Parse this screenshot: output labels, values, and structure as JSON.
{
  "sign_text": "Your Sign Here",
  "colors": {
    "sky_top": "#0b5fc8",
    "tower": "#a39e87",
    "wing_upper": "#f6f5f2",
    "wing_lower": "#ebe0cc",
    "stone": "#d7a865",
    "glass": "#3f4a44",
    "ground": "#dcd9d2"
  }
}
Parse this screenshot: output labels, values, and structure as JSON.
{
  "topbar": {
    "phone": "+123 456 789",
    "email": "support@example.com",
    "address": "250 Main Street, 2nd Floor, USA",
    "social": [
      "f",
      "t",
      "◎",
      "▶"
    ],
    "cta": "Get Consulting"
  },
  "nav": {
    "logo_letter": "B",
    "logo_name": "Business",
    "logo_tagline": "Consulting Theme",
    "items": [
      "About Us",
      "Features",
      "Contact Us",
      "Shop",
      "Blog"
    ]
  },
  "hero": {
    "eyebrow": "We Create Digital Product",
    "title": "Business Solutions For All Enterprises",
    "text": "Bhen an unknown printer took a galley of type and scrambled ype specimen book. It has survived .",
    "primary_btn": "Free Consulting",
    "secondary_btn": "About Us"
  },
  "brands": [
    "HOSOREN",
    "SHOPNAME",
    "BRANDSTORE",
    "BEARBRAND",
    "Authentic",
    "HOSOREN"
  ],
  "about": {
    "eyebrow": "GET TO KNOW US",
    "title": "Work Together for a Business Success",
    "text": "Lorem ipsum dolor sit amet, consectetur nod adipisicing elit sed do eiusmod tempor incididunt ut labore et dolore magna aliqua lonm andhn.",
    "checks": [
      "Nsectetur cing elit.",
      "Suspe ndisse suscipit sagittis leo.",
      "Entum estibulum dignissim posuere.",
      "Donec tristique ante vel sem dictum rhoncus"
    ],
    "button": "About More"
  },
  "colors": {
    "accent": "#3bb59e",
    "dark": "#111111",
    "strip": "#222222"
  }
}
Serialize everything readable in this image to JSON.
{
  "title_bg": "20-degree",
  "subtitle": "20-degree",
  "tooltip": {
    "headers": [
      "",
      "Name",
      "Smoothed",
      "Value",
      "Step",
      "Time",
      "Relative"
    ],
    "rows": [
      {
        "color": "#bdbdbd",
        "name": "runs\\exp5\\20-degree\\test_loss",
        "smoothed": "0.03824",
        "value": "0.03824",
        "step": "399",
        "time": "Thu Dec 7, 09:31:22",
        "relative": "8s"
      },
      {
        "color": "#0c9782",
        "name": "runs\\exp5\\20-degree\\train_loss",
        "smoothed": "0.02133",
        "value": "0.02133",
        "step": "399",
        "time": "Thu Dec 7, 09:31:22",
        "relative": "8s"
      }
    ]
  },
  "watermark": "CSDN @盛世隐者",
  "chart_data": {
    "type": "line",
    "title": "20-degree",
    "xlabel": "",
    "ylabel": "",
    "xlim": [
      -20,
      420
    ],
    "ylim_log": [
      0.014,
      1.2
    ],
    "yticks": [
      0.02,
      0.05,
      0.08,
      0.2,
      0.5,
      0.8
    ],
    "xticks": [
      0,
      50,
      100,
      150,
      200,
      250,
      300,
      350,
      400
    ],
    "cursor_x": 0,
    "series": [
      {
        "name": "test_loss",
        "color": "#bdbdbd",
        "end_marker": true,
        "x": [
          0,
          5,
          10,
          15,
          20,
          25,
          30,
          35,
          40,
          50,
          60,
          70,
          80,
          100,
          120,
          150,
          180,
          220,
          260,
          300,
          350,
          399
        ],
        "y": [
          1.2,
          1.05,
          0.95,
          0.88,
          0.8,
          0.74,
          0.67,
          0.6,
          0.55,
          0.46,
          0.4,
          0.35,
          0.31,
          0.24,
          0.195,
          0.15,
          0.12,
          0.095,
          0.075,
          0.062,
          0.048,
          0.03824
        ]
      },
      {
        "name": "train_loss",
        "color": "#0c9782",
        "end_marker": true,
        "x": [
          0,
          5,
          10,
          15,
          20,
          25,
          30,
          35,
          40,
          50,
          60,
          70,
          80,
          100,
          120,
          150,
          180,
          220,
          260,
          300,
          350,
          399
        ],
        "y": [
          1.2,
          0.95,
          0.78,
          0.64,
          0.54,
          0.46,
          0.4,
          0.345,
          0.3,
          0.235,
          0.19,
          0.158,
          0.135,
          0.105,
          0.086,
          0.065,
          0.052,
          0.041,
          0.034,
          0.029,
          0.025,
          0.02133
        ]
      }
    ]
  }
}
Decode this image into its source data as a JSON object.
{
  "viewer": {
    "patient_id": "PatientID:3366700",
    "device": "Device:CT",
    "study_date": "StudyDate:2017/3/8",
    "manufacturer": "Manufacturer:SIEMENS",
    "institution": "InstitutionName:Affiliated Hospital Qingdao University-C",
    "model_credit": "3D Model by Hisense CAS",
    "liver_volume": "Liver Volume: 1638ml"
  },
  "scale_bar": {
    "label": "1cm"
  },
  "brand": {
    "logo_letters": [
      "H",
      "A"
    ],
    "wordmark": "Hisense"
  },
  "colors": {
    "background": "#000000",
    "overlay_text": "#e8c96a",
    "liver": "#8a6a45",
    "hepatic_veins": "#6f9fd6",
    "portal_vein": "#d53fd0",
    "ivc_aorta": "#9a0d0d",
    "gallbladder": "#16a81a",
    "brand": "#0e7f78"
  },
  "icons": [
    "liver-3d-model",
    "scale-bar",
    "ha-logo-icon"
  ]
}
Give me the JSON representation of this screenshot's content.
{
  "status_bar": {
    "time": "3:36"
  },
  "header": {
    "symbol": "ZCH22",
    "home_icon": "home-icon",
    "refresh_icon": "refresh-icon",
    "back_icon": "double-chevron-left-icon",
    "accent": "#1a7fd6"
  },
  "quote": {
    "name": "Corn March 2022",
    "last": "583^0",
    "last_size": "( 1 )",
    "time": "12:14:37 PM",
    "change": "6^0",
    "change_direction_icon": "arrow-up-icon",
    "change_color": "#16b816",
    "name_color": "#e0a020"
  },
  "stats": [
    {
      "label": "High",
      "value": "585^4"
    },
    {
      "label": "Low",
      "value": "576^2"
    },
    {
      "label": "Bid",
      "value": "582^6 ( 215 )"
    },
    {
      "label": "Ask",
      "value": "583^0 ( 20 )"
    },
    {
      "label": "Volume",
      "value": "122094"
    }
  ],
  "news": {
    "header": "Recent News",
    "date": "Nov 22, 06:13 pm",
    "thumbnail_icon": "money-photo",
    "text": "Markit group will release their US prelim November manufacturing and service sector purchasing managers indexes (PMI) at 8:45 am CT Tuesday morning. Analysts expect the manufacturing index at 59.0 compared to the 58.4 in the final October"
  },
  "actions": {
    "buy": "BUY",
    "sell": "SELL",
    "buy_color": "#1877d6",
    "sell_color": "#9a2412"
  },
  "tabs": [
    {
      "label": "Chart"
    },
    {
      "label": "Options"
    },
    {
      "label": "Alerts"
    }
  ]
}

DIRECTION: Copy the material above back out, exactly as written.

ANSWER IN FULL:
Parse this screenshot: output labels, values, and structure as JSON.
{
  "sign_text": "Your Sign Here",
  "colors": {
    "sky_top": "#0b5fc8",
    "tower": "#a39e87",
    "wing_upper": "#f6f5f2",
    "wing_lower": "#ebe0cc",
    "stone": "#d7a865",
    "glass": "#3f4a44",
    "ground": "#dcd9d2"
  }
}
Parse this screenshot: output labels, values, and structure as JSON.
{
  "topbar": {
    "phone": "+123 456 789",
    "email": "support@example.com",
    "address": "250 Main Street, 2nd Floor, USA",
    "social": [
      "f",
      "t",
      "◎",
      "▶"
    ],
    "cta": "Get Consulting"
  },
  "nav": {
    "logo_letter": "B",
    "logo_name": "Business",
    "logo_tagline": "Consulting Theme",
    "items": [
      "About Us",
      "Features",
      "Contact Us",
      "Shop",
      "Blog"
    ]
  },
  "hero": {
    "eyebrow": "We Create Digital Product",
    "title": "Business Solutions For All Enterprises",
    "text": "Bhen an unknown printer took a galley of type and scrambled ype specimen book. It has survived .",
    "primary_btn": "Free Consulting",
    "secondary_btn": "About Us"
  },
  "brands": [
    "HOSOREN",
    "SHOPNAME",
    "BRANDSTORE",
    "BEARBRAND",
    "Authentic",
    "HOSOREN"
  ],
  "about": {
    "eyebrow": "GET TO KNOW US",
    "title": "Work Together for a Business Success",
    "text": "Lorem ipsum dolor sit amet, consectetur nod adipisicing elit sed do eiusmod tempor incididunt ut labore et dolore magna aliqua lonm andhn.",
    "checks": [
      "Nsectetur cing elit.",
      "Suspe ndisse suscipit sagittis leo.",
      "Entum estibulum dignissim posuere.",
      "Donec tristique ante vel sem dictum rhoncus"
    ],
    "button": "About More"
  },
  "colors": {
    "accent": "#3bb59e",
    "dark": "#111111",
    "strip": "#222222"
  }
}
Serialize everything readable in this image to JSON.
{
  "title_bg": "20-degree",
  "subtitle": "20-degree",
  "tooltip": {
    "headers": [
      "",
      "Name",
      "Smoothed",
      "Value",
      "Step",
      "Time",
      "Relative"
    ],
    "rows": [
      {
        "color": "#bdbdbd",
        "name": "runs\\exp5\\20-degree\\test_loss",
        "smoothed": "0.03824",
        "value": "0.03824",
        "step": "399",
        "time": "Thu Dec 7, 09:31:22",
        "relative": "8s"
      },
      {
        "color": "#0c9782",
        "name": "runs\\exp5\\20-degree\\train_loss",
        "smoothed": "0.02133",
        "value": "0.02133",
        "step": "399",
        "time": "Thu Dec 7, 09:31:22",
        "relative": "8s"
      }
    ]
  },
  "watermark": "CSDN @盛世隐者",
  "chart_data": {
    "type": "line",
    "title": "20-degree",
    "xlabel": "",
    "ylabel": "",
    "xlim": [
      -20,
      420
    ],
    "ylim_log": [
      0.014,
      1.2
    ],
    "yticks": [
      0.02,
      0.05,
      0.08,
      0.2,
      0.5,
      0.8
    ],
    "xticks": [
      0,
      50,
      100,
      150,
      200,
      250,
      300,
      350,
      400
    ],
    "cursor_x": 0,
    "series": [
      {
        "name": "test_loss",
        "color": "#bdbdbd",
        "end_marker": true,
        "x": [
          0,
          5,
          10,
          15,
          20,
          25,
          30,
          35,
          40,
          50,
          60,
          70,
          80,
          100,
          120,
          150,
          180,
          220,
          260,
          300,
          350,
          399
        ],
        "y": [
          1.2,
          1.05,
          0.95,
          0.88,
          0.8,
          0.74,
          0.67,
          0.6,
          0.55,
          0.46,
          0.4,
          0.35,
          0.31,
          0.24,
          0.195,
          0.15,
          0.12,
          0.095,
          0.075,
          0.062,
          0.048,
          0.03824
        ]
      },
      {
        "name": "train_loss",
        "color": "#0c9782",
        "end_marker": true,
        "x": [
          0,
          5,
          10,
          15,
          20,
          25,
          30,
          35,
          40,
          50,
          60,
          70,
          80,
          100,
          120,
          150,
          180,
          220,
          260,
          300,
          350,
          399
        ],
        "y": [
          1.2,
          0.95,
          0.78,
          0.64,
          0.54,
          0.46,
          0.4,
          0.345,
          0.3,
          0.235,
          0.19,
          0.158,
          0.135,
          0.105,
          0.086,
          0.065,
          0.052,
          0.041,
          0.034,
          0.029,
          0.025,
          0.02133
        ]
      }
    ]
  }
}
Decode this image into its source data as a JSON object.
{
  "viewer": {
    "patient_id": "PatientID:3366700",
    "device": "Device:CT",
    "study_date": "StudyDate:2017/3/8",
    "manufacturer": "Manufacturer:SIEMENS",
    "institution": "InstitutionName:Affiliated Hospital Qingdao University-C",
    "model_credit": "3D Model by Hisense CAS",
    "liver_volume": "Liver Volume: 1638ml"
  },
  "scale_bar": {
    "label": "1cm"
  },
  "brand": {
    "logo_letters": [
      "H",
      "A"
    ],
    "wordmark": "Hisense"
  },
  "colors": {
    "background": "#000000",
    "overlay_text": "#e8c96a",
    "liver": "#8a6a45",
    "hepatic_veins": "#6f9fd6",
    "portal_vein": "#d53fd0",
    "ivc_aorta": "#9a0d0d",
    "gallbladder": "#16a81a",
    "brand": "#0e7f78"
  },
  "icons": [
    "liver-3d-model",
    "scale-bar",
    "ha-logo-icon"
  ]
}
Give me the JSON representation of this screenshot's content.
{
  "status_bar": {
    "time": "3:36"
  },
  "header": {
    "symbol": "ZCH22",
    "home_icon": "home-icon",
    "refresh_icon": "refresh-icon",
    "back_icon": "double-chevron-left-icon",
    "accent": "#1a7fd6"
  },
  "quote": {
    "name": "Corn March 2022",
    "last": "583^0",
    "last_size": "( 1 )",
    "time": "12:14:37 PM",
    "change": "6^0",
    "change_direction_icon": "arrow-up-icon",
    "change_color": "#16b816",
    "name_color": "#e0a020"
  },
  "stats": [
    {
      "label": "High",
      "value": "585^4"
    },
    {
      "label": "Low",
      "value": "576^2"
    },
    {
      "label": "Bid",
      "value": "582^6 ( 215 )"
    },
    {
      "label": "Ask",
      "value": "583^0 ( 20 )"
    },
    {
      "label": "Volume",
      "value": "122094"
    }
  ],
  "news": {
    "header": "Recent News",
    "date": "Nov 22, 06:13 pm",
    "thumbnail_icon": "money-photo",
    "text": "Markit group will release their US prelim November manufacturing and service sector purchasing managers indexes (PMI) at 8:45 am CT Tuesday morning. Analysts expect the manufacturing index at 59.0 compared to the 58.4 in the final October"
  },
  "actions": {
    "buy": "BUY",
    "sell": "SELL",
    "buy_color": "#1877d6",
    "sell_color": "#9a2412"
  },
  "tabs": [
    {
      "label": "Chart"
    },
    {
      "label": "Options"
    },
    {
      "label": "Alerts"
    }
  ]
}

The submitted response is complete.